» Given task: Locate every line that holds the string "Jaschkowitz" and copy it.

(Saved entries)
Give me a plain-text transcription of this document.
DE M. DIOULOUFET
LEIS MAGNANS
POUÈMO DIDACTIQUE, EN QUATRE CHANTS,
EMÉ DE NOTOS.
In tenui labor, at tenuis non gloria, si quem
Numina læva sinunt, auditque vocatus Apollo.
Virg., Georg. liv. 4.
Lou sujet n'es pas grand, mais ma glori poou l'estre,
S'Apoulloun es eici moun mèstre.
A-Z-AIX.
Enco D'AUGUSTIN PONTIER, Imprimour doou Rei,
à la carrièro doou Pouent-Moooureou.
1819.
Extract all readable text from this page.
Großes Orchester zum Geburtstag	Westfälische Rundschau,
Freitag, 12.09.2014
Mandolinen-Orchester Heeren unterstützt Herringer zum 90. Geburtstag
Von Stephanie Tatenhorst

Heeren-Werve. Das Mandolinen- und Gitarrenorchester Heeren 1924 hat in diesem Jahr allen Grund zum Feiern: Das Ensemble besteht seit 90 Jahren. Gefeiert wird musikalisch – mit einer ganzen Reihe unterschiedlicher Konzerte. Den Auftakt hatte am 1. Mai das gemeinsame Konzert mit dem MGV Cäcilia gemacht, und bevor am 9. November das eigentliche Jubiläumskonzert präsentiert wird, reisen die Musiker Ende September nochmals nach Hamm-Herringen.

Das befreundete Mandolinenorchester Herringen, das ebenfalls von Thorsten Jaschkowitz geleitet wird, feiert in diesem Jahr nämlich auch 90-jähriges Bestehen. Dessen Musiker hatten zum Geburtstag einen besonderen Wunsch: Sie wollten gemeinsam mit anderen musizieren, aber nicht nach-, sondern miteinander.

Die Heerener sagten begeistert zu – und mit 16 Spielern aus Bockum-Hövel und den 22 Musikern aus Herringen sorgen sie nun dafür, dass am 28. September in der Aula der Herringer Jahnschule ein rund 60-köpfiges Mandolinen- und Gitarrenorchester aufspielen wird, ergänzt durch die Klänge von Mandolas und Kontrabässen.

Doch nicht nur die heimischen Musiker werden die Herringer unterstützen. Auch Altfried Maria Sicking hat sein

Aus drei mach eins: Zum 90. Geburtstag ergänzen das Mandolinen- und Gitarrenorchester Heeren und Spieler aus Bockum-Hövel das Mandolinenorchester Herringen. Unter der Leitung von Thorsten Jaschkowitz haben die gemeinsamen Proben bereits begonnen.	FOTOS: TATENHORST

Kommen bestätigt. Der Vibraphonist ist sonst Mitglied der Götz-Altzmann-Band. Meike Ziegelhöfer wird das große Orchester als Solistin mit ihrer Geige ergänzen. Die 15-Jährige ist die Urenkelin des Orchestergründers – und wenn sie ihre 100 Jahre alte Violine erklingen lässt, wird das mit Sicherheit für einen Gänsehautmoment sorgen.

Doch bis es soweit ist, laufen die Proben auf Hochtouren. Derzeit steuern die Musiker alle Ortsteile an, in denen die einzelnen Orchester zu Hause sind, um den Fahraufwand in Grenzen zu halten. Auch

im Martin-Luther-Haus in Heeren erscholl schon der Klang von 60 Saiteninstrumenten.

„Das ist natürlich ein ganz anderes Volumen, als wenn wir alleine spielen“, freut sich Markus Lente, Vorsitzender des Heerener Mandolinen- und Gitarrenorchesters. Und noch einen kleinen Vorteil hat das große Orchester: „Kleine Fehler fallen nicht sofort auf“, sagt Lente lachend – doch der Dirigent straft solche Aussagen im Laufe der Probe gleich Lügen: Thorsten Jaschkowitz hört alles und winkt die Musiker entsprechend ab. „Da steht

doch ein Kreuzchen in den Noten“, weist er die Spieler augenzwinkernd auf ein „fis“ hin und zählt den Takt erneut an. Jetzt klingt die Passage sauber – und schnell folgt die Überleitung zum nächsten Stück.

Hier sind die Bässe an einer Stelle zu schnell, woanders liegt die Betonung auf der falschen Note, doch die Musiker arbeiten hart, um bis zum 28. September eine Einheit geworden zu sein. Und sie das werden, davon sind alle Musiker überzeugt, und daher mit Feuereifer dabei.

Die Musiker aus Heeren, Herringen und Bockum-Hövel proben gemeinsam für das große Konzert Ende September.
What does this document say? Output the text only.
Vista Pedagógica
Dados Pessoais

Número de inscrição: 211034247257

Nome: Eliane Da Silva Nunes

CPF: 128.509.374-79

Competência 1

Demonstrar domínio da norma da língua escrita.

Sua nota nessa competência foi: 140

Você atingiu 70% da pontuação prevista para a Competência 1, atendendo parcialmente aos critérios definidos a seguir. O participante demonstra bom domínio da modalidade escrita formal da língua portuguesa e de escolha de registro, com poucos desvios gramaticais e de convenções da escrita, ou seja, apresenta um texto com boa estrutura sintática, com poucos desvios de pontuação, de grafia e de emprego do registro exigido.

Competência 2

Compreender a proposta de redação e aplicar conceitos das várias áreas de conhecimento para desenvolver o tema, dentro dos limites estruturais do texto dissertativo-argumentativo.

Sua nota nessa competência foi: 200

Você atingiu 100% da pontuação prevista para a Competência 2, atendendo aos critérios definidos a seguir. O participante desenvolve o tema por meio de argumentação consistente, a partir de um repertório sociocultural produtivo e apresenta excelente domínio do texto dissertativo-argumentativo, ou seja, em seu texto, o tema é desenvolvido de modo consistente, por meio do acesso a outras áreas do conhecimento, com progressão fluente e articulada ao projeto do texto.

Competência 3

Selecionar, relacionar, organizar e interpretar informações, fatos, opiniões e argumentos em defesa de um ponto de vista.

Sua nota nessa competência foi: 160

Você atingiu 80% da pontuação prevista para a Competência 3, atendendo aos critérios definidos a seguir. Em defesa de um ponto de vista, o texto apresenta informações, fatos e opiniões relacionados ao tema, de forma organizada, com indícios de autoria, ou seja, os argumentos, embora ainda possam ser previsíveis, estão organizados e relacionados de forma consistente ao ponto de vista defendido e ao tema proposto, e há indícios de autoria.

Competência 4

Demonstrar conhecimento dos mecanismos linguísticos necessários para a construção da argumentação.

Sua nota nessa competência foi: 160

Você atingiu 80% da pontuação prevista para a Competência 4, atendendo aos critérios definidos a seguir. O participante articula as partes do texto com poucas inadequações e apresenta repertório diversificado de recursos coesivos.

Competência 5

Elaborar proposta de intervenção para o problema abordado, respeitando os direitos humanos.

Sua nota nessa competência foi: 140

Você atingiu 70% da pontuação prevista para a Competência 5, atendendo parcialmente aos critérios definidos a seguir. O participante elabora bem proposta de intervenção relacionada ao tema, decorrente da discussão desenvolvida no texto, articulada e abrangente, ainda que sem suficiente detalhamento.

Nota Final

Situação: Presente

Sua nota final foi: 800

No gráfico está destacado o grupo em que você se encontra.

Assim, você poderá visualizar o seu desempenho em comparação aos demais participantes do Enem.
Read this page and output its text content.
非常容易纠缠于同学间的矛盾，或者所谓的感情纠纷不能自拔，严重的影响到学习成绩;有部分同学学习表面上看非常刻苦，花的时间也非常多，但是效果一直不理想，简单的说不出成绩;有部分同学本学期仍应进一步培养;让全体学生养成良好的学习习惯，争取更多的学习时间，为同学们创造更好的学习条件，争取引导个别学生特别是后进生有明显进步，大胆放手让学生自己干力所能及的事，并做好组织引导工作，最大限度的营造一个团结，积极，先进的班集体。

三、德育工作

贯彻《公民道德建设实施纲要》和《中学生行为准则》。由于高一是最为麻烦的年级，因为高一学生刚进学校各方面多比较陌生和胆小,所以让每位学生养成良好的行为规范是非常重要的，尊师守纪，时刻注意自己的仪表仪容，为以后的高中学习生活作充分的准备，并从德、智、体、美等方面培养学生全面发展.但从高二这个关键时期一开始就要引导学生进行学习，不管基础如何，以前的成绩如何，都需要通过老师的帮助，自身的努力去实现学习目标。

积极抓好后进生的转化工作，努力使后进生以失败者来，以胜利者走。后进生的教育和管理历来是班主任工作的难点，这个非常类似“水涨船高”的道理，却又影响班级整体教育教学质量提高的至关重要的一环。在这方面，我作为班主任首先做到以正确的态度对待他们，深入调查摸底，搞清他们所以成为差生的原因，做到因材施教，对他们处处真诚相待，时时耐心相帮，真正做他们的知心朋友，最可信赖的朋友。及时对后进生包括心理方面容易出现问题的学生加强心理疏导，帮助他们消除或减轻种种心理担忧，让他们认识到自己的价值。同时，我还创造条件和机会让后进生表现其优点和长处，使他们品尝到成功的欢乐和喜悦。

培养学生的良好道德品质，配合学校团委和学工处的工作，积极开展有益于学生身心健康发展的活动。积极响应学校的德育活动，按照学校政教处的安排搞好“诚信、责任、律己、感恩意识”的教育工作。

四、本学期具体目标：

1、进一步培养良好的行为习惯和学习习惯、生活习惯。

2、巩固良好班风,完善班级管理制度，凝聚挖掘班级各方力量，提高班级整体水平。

» Result for this task:
Das befreundete Mandolinenorchester Herringen, das ebenfalls von Thorsten Jaschkowitz geleitet wird, feiert in diesem Jahr nämlich auch 90-jähriges Bestehen. Dessen Musiker hatten zum Geburtstag einen besonderen Wunsch: Sie wollten gemeinsam mit anderen musizieren, aber nicht nach-, sondern miteinander.
Aus drei mach eins: Zum 90. Geburtstag ergänzen das Mandolinen- und Gitarrenorchester Heeren und Spieler aus Bockum-Hövel das Mandolinenorchester Herringen. Unter der Leitung von Thorsten Jaschkowitz haben die gemeinsamen Proben bereits begonnen.	FOTOS: TATENHORST
„Das ist natürlich ein ganz anderes Volumen, als wenn wir alleine spielen“, freut sich Markus Lente, Vorsitzender des Heerener Mandolinen- und Gitarrenorchesters. Und noch einen kleinen Vorteil hat das große Orchester: „Kleine Fehler fallen nicht sofort auf“, sagt Lente lachend – doch der Dirigent straft solche Aussagen im Laufe der Probe gleich Lügen: Thorsten Jaschkowitz hört alles und winkt die Musiker entsprechend ab. „Da steht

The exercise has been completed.